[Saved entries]
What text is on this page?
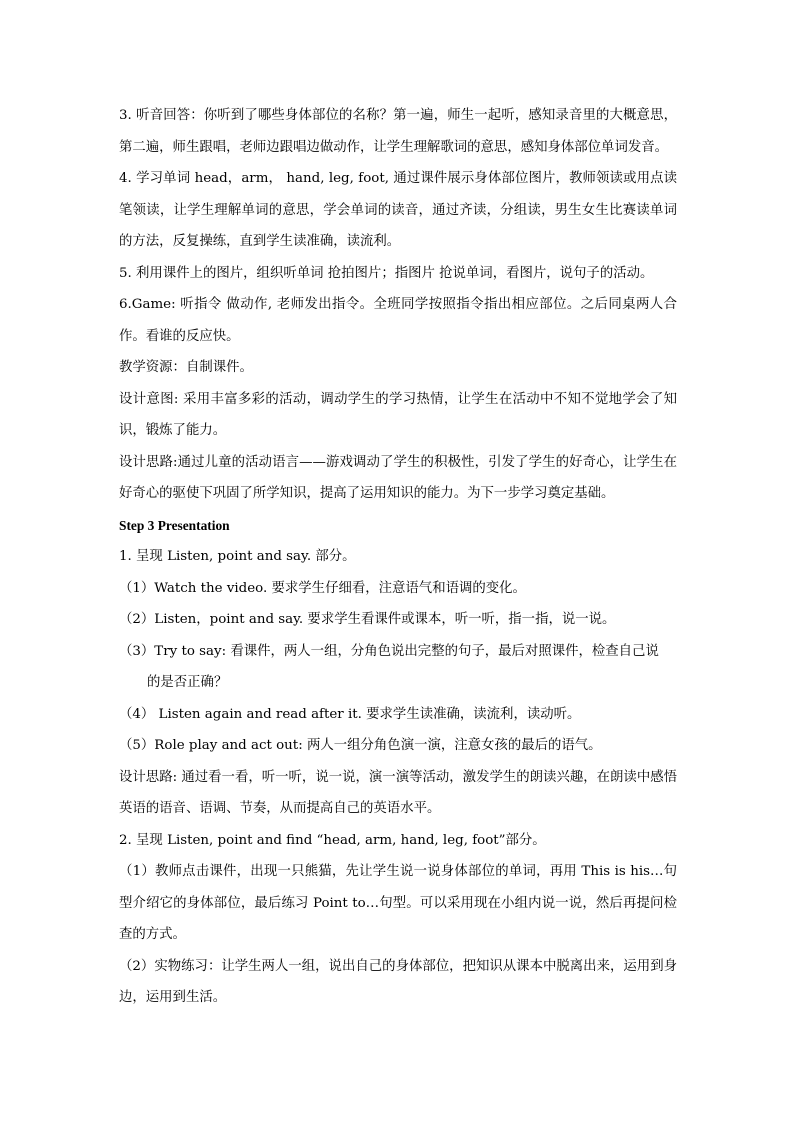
3. 听音回答：你听到了哪些身体部位的名称？第一遍，师生一起听，感知录音里的大概意思，第二遍，师生跟唱，老师边跟唱边做动作，让学生理解歌词的意思，感知身体部位单词发音。

4. 学习单词 head，arm， hand, leg, foot, 通过课件展示身体部位图片，教师领读或用点读笔领读，让学生理解单词的意思，学会单词的读音，通过齐读，分组读，男生女生比赛读单词的方法，反复操练，直到学生读准确，读流利。

5. 利用课件上的图片，组织听单词 抢拍图片；指图片 抢说单词，看图片，说句子的活动。

6.Game: 听指令 做动作, 老师发出指令。全班同学按照指令指出相应部位。之后同桌两人合作。看谁的反应快。

教学资源：自制课件。

设计意图: 采用丰富多彩的活动，调动学生的学习热情，让学生在活动中不知不觉地学会了知识，锻炼了能力。

设计思路:通过儿童的活动语言——游戏调动了学生的积极性，引发了学生的好奇心，让学生在好奇心的驱使下巩固了所学知识，提高了运用知识的能力。为下一步学习奠定基础。

Step 3 Presentation

1. 呈现 Listen, point and say. 部分。

（1）Watch the video. 要求学生仔细看，注意语气和语调的变化。

（2）Listen，point and say. 要求学生看课件或课本，听一听，指一指，说一说。

（3）Try to say: 看课件，两人一组，分角色说出完整的句子，最后对照课件，检查自己说

的是否正确？

（4） Listen again and read after it. 要求学生读准确，读流利，读动听。

（5）Role play and act out: 两人一组分角色演一演，注意女孩的最后的语气。

设计思路: 通过看一看，听一听，说一说，演一演等活动，激发学生的朗读兴趣，在朗读中感悟英语的语音、语调、节奏，从而提高自己的英语水平。

2. 呈现 Listen, point and find “head, arm, hand, leg, foot”部分。

（1）教师点击课件，出现一只熊猫，先让学生说一说身体部位的单词，再用 This is his…句型介绍它的身体部位，最后练习 Point to…句型。可以采用现在小组内说一说，然后再提问检查的方式。

（2）实物练习：让学生两人一组，说出自己的身体部位，把知识从课本中脱离出来，运用到身边，运用到生活。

● **Exercise brief**
Output an exact copy of the material, with the pictures removed.

● **Response**
What text is on this page?
3. 听音回答：你听到了哪些身体部位的名称？第一遍，师生一起听，感知录音里的大概意思，第二遍，师生跟唱，老师边跟唱边做动作，让学生理解歌词的意思，感知身体部位单词发音。

4. 学习单词 head，arm， hand, leg, foot, 通过课件展示身体部位图片，教师领读或用点读笔领读，让学生理解单词的意思，学会单词的读音，通过齐读，分组读，男生女生比赛读单词的方法，反复操练，直到学生读准确，读流利。

5. 利用课件上的图片，组织听单词 抢拍图片；指图片 抢说单词，看图片，说句子的活动。

6.Game: 听指令 做动作, 老师发出指令。全班同学按照指令指出相应部位。之后同桌两人合作。看谁的反应快。

教学资源：自制课件。

设计意图: 采用丰富多彩的活动，调动学生的学习热情，让学生在活动中不知不觉地学会了知识，锻炼了能力。

设计思路:通过儿童的活动语言——游戏调动了学生的积极性，引发了学生的好奇心，让学生在好奇心的驱使下巩固了所学知识，提高了运用知识的能力。为下一步学习奠定基础。

Step 3 Presentation

1. 呈现 Listen, point and say. 部分。

（1）Watch the video. 要求学生仔细看，注意语气和语调的变化。

（2）Listen，point and say. 要求学生看课件或课本，听一听，指一指，说一说。

（3）Try to say: 看课件，两人一组，分角色说出完整的句子，最后对照课件，检查自己说

的是否正确？

（4） Listen again and read after it. 要求学生读准确，读流利，读动听。

（5）Role play and act out: 两人一组分角色演一演，注意女孩的最后的语气。

设计思路: 通过看一看，听一听，说一说，演一演等活动，激发学生的朗读兴趣，在朗读中感悟英语的语音、语调、节奏，从而提高自己的英语水平。

2. 呈现 Listen, point and find “head, arm, hand, leg, foot”部分。

（1）教师点击课件，出现一只熊猫，先让学生说一说身体部位的单词，再用 This is his…句型介绍它的身体部位，最后练习 Point to…句型。可以采用现在小组内说一说，然后再提问检查的方式。

（2）实物练习：让学生两人一组，说出自己的身体部位，把知识从课本中脱离出来，运用到身边，运用到生活。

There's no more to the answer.